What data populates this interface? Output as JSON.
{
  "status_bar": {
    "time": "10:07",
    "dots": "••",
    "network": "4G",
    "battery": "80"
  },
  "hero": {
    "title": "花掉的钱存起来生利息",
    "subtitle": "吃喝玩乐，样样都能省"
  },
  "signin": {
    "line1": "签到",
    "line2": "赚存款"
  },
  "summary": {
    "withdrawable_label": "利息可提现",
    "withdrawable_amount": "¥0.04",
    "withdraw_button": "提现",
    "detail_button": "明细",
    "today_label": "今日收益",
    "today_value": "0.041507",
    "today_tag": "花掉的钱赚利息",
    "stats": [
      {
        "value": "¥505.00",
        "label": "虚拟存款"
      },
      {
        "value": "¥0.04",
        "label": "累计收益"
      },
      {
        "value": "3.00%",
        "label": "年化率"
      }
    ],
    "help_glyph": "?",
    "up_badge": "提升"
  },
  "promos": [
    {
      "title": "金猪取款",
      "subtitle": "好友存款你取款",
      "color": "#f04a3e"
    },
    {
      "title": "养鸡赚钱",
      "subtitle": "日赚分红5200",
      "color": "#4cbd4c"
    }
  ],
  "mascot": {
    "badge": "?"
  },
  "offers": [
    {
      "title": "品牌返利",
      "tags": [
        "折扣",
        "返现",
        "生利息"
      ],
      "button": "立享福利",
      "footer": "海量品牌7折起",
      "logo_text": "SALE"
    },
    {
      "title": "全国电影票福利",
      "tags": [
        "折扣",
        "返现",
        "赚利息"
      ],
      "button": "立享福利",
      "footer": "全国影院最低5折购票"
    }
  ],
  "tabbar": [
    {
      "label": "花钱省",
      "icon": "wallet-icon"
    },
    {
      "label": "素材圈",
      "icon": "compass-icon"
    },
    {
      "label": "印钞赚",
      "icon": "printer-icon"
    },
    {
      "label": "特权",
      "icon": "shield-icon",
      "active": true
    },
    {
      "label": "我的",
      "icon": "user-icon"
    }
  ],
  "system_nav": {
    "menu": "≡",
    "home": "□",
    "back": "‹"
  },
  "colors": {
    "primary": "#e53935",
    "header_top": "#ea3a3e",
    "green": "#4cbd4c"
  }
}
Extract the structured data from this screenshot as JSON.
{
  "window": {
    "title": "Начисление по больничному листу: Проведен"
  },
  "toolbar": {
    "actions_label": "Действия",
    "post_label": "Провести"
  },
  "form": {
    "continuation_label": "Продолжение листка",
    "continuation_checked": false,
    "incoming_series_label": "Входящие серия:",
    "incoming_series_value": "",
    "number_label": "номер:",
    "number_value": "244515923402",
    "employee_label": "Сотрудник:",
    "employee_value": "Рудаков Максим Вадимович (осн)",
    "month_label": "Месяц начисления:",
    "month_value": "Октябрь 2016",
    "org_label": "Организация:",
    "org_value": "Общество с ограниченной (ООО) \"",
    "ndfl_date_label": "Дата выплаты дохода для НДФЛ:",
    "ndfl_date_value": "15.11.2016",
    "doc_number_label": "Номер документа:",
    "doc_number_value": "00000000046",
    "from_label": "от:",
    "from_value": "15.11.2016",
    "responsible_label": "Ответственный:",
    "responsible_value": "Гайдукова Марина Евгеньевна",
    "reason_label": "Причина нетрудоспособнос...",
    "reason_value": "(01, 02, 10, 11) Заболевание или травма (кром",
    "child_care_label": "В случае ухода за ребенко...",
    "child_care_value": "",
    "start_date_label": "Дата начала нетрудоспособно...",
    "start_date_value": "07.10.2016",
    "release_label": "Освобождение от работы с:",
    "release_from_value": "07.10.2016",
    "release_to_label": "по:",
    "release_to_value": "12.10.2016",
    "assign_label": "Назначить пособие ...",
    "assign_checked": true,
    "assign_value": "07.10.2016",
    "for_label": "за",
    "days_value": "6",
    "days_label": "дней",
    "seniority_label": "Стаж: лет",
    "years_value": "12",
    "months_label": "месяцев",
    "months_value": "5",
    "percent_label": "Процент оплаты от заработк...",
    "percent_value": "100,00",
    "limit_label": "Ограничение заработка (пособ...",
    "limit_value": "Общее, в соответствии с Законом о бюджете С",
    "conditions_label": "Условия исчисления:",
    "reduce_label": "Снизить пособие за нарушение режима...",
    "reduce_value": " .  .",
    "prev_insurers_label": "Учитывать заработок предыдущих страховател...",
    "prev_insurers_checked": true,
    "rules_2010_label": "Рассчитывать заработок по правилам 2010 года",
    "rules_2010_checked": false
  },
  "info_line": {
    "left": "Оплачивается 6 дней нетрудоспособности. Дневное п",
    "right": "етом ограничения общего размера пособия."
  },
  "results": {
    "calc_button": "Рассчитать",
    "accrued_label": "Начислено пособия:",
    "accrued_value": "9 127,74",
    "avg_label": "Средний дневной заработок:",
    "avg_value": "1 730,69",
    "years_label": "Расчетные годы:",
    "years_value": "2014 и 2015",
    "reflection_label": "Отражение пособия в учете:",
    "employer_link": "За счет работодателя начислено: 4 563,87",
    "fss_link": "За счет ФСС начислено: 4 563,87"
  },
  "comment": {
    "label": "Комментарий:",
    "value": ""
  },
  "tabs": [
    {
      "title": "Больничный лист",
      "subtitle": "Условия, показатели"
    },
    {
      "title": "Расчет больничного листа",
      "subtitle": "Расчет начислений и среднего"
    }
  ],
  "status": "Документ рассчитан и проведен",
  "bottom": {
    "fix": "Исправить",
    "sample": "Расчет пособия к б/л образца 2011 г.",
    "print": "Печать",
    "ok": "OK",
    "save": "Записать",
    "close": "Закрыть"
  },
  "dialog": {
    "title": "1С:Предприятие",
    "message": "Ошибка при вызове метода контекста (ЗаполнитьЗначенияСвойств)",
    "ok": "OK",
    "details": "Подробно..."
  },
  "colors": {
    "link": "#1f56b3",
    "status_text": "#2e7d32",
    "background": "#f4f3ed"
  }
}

Aim: Print back all the lines verbatim.

Answer to the exercise:
What data populates this interface? Output as JSON.
{
  "status_bar": {
    "time": "10:07",
    "dots": "••",
    "network": "4G",
    "battery": "80"
  },
  "hero": {
    "title": "花掉的钱存起来生利息",
    "subtitle": "吃喝玩乐，样样都能省"
  },
  "signin": {
    "line1": "签到",
    "line2": "赚存款"
  },
  "summary": {
    "withdrawable_label": "利息可提现",
    "withdrawable_amount": "¥0.04",
    "withdraw_button": "提现",
    "detail_button": "明细",
    "today_label": "今日收益",
    "today_value": "0.041507",
    "today_tag": "花掉的钱赚利息",
    "stats": [
      {
        "value": "¥505.00",
        "label": "虚拟存款"
      },
      {
        "value": "¥0.04",
        "label": "累计收益"
      },
      {
        "value": "3.00%",
        "label": "年化率"
      }
    ],
    "help_glyph": "?",
    "up_badge": "提升"
  },
  "promos": [
    {
      "title": "金猪取款",
      "subtitle": "好友存款你取款",
      "color": "#f04a3e"
    },
    {
      "title": "养鸡赚钱",
      "subtitle": "日赚分红5200",
      "color": "#4cbd4c"
    }
  ],
  "mascot": {
    "badge": "?"
  },
  "offers": [
    {
      "title": "品牌返利",
      "tags": [
        "折扣",
        "返现",
        "生利息"
      ],
      "button": "立享福利",
      "footer": "海量品牌7折起",
      "logo_text": "SALE"
    },
    {
      "title": "全国电影票福利",
      "tags": [
        "折扣",
        "返现",
        "赚利息"
      ],
      "button": "立享福利",
      "footer": "全国影院最低5折购票"
    }
  ],
  "tabbar": [
    {
      "label": "花钱省",
      "icon": "wallet-icon"
    },
    {
      "label": "素材圈",
      "icon": "compass-icon"
    },
    {
      "label": "印钞赚",
      "icon": "printer-icon"
    },
    {
      "label": "特权",
      "icon": "shield-icon",
      "active": true
    },
    {
      "label": "我的",
      "icon": "user-icon"
    }
  ],
  "system_nav": {
    "menu": "≡",
    "home": "□",
    "back": "‹"
  },
  "colors": {
    "primary": "#e53935",
    "header_top": "#ea3a3e",
    "green": "#4cbd4c"
  }
}
Extract the structured data from this screenshot as JSON.
{
  "window": {
    "title": "Начисление по больничному листу: Проведен"
  },
  "toolbar": {
    "actions_label": "Действия",
    "post_label": "Провести"
  },
  "form": {
    "continuation_label": "Продолжение листка",
    "continuation_checked": false,
    "incoming_series_label": "Входящие серия:",
    "incoming_series_value": "",
    "number_label": "номер:",
    "number_value": "244515923402",
    "employee_label": "Сотрудник:",
    "employee_value": "Рудаков Максим Вадимович (осн)",
    "month_label": "Месяц начисления:",
    "month_value": "Октябрь 2016",
    "org_label": "Организация:",
    "org_value": "Общество с ограниченной (ООО) \"",
    "ndfl_date_label": "Дата выплаты дохода для НДФЛ:",
    "ndfl_date_value": "15.11.2016",
    "doc_number_label": "Номер документа:",
    "doc_number_value": "00000000046",
    "from_label": "от:",
    "from_value": "15.11.2016",
    "responsible_label": "Ответственный:",
    "responsible_value": "Гайдукова Марина Евгеньевна",
    "reason_label": "Причина нетрудоспособнос...",
    "reason_value": "(01, 02, 10, 11) Заболевание или травма (кром",
    "child_care_label": "В случае ухода за ребенко...",
    "child_care_value": "",
    "start_date_label": "Дата начала нетрудоспособно...",
    "start_date_value": "07.10.2016",
    "release_label": "Освобождение от работы с:",
    "release_from_value": "07.10.2016",
    "release_to_label": "по:",
    "release_to_value": "12.10.2016",
    "assign_label": "Назначить пособие ...",
    "assign_checked": true,
    "assign_value": "07.10.2016",
    "for_label": "за",
    "days_value": "6",
    "days_label": "дней",
    "seniority_label": "Стаж: лет",
    "years_value": "12",
    "months_label": "месяцев",
    "months_value": "5",
    "percent_label": "Процент оплаты от заработк...",
    "percent_value": "100,00",
    "limit_label": "Ограничение заработка (пособ...",
    "limit_value": "Общее, в соответствии с Законом о бюджете С",
    "conditions_label": "Условия исчисления:",
    "reduce_label": "Снизить пособие за нарушение режима...",
    "reduce_value": " .  .",
    "prev_insurers_label": "Учитывать заработок предыдущих страховател...",
    "prev_insurers_checked": true,
    "rules_2010_label": "Рассчитывать заработок по правилам 2010 года",
    "rules_2010_checked": false
  },
  "info_line": {
    "left": "Оплачивается 6 дней нетрудоспособности. Дневное п",
    "right": "етом ограничения общего размера пособия."
  },
  "results": {
    "calc_button": "Рассчитать",
    "accrued_label": "Начислено пособия:",
    "accrued_value": "9 127,74",
    "avg_label": "Средний дневной заработок:",
    "avg_value": "1 730,69",
    "years_label": "Расчетные годы:",
    "years_value": "2014 и 2015",
    "reflection_label": "Отражение пособия в учете:",
    "employer_link": "За счет работодателя начислено: 4 563,87",
    "fss_link": "За счет ФСС начислено: 4 563,87"
  },
  "comment": {
    "label": "Комментарий:",
    "value": ""
  },
  "tabs": [
    {
      "title": "Больничный лист",
      "subtitle": "Условия, показатели"
    },
    {
      "title": "Расчет больничного листа",
      "subtitle": "Расчет начислений и среднего"
    }
  ],
  "status": "Документ рассчитан и проведен",
  "bottom": {
    "fix": "Исправить",
    "sample": "Расчет пособия к б/л образца 2011 г.",
    "print": "Печать",
    "ok": "OK",
    "save": "Записать",
    "close": "Закрыть"
  },
  "dialog": {
    "title": "1С:Предприятие",
    "message": "Ошибка при вызове метода контекста (ЗаполнитьЗначенияСвойств)",
    "ok": "OK",
    "details": "Подробно..."
  },
  "colors": {
    "link": "#1f56b3",
    "status_text": "#2e7d32",
    "background": "#f4f3ed"
  }
}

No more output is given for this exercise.